(Source records)
Start

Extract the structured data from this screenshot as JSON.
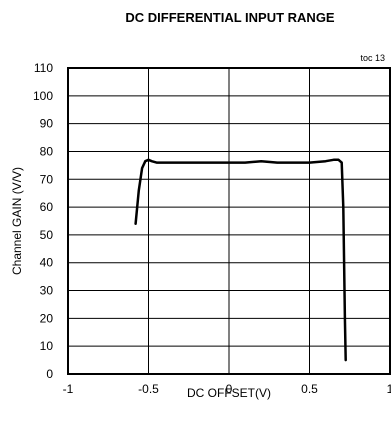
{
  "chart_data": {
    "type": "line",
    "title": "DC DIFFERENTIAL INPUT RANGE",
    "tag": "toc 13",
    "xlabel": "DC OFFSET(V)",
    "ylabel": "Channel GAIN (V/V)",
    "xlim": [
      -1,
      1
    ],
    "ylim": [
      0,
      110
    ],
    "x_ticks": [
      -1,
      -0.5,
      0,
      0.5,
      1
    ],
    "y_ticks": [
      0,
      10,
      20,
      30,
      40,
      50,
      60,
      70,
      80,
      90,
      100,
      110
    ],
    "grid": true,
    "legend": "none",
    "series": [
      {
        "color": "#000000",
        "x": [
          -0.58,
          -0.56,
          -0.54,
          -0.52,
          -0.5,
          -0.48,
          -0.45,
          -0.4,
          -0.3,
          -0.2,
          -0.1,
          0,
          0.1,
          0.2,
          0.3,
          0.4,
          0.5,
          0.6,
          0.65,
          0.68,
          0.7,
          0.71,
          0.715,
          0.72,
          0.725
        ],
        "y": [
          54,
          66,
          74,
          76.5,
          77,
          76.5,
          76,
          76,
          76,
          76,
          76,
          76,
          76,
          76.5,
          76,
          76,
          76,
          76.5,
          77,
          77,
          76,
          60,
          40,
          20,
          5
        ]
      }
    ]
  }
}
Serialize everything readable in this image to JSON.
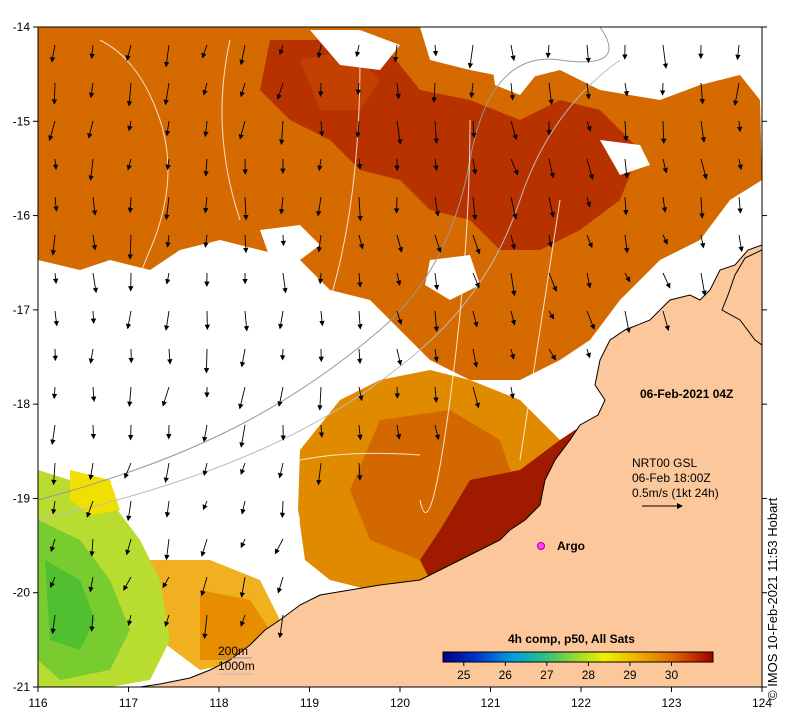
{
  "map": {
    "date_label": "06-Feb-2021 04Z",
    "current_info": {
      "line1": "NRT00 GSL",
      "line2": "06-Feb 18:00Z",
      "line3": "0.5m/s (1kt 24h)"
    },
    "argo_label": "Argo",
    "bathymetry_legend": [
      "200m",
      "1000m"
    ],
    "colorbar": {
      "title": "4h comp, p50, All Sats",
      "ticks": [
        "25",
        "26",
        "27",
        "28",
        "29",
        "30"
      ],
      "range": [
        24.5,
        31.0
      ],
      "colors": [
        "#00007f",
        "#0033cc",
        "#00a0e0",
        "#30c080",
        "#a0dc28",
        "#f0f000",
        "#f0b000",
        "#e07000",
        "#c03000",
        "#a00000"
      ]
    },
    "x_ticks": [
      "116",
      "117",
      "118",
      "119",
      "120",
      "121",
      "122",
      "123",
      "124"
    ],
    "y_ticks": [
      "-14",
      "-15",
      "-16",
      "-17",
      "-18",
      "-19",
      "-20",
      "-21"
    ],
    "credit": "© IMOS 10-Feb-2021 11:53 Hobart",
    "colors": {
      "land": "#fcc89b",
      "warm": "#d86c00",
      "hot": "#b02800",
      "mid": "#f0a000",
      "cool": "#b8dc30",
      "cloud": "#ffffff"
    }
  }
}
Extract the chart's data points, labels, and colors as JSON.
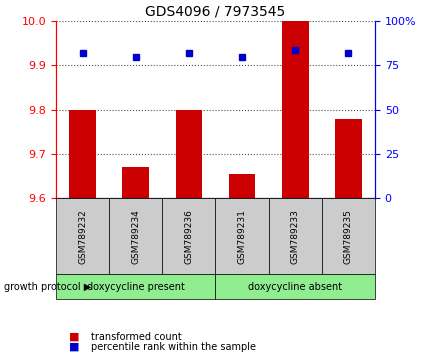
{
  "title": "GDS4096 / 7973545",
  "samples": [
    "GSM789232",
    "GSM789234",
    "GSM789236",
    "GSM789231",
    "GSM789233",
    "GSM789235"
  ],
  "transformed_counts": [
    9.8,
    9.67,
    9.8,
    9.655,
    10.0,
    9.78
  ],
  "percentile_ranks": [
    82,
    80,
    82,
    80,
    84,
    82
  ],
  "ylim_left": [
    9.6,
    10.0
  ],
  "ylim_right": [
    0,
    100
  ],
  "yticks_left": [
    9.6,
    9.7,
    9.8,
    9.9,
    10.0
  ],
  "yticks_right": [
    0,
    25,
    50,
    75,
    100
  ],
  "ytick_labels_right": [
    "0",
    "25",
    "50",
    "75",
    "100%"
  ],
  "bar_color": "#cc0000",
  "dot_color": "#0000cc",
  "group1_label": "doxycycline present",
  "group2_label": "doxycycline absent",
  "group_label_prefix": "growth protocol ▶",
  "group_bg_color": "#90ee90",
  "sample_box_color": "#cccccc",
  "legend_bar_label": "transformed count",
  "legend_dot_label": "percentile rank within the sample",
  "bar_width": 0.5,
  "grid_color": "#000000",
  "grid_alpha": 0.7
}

End

Instruction: Identify the lines above with the word "this". Copy them.

Reply:
Extract the structured data from this screenshot as JSON.
Serialize everything readable in this image to JSON.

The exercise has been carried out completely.